— start Records —
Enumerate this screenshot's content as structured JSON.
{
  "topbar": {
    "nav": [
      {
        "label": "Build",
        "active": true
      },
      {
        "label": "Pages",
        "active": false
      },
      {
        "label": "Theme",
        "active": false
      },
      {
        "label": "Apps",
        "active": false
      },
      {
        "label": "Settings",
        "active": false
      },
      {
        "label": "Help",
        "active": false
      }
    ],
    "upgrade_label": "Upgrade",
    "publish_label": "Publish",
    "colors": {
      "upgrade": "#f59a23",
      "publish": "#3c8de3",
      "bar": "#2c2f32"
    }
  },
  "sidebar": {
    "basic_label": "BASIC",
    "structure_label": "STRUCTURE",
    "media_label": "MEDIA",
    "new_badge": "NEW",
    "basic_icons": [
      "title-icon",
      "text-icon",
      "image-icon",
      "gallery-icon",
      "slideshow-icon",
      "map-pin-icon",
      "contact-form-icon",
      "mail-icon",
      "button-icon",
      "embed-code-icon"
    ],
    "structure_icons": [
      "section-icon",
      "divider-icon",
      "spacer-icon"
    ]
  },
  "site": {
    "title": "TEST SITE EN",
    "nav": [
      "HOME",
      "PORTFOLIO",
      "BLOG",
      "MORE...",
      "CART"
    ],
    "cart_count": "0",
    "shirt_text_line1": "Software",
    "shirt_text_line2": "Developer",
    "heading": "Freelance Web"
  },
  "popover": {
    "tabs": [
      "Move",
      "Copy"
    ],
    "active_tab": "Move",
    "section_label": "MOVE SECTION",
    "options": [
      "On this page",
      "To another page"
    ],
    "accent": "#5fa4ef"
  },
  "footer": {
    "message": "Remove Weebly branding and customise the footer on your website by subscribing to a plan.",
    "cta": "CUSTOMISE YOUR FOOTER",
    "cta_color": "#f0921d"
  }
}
— end Records —
▶ [Problem]: Return each entry from above without altering a single character.

▶ [The output]:
Enumerate this screenshot's content as structured JSON.
{
  "topbar": {
    "nav": [
      {
        "label": "Build",
        "active": true
      },
      {
        "label": "Pages",
        "active": false
      },
      {
        "label": "Theme",
        "active": false
      },
      {
        "label": "Apps",
        "active": false
      },
      {
        "label": "Settings",
        "active": false
      },
      {
        "label": "Help",
        "active": false
      }
    ],
    "upgrade_label": "Upgrade",
    "publish_label": "Publish",
    "colors": {
      "upgrade": "#f59a23",
      "publish": "#3c8de3",
      "bar": "#2c2f32"
    }
  },
  "sidebar": {
    "basic_label": "BASIC",
    "structure_label": "STRUCTURE",
    "media_label": "MEDIA",
    "new_badge": "NEW",
    "basic_icons": [
      "title-icon",
      "text-icon",
      "image-icon",
      "gallery-icon",
      "slideshow-icon",
      "map-pin-icon",
      "contact-form-icon",
      "mail-icon",
      "button-icon",
      "embed-code-icon"
    ],
    "structure_icons": [
      "section-icon",
      "divider-icon",
      "spacer-icon"
    ]
  },
  "site": {
    "title": "TEST SITE EN",
    "nav": [
      "HOME",
      "PORTFOLIO",
      "BLOG",
      "MORE...",
      "CART"
    ],
    "cart_count": "0",
    "shirt_text_line1": "Software",
    "shirt_text_line2": "Developer",
    "heading": "Freelance Web"
  },
  "popover": {
    "tabs": [
      "Move",
      "Copy"
    ],
    "active_tab": "Move",
    "section_label": "MOVE SECTION",
    "options": [
      "On this page",
      "To another page"
    ],
    "accent": "#5fa4ef"
  },
  "footer": {
    "message": "Remove Weebly branding and customise the footer on your website by subscribing to a plan.",
    "cta": "CUSTOMISE YOUR FOOTER",
    "cta_color": "#f0921d"
  }
}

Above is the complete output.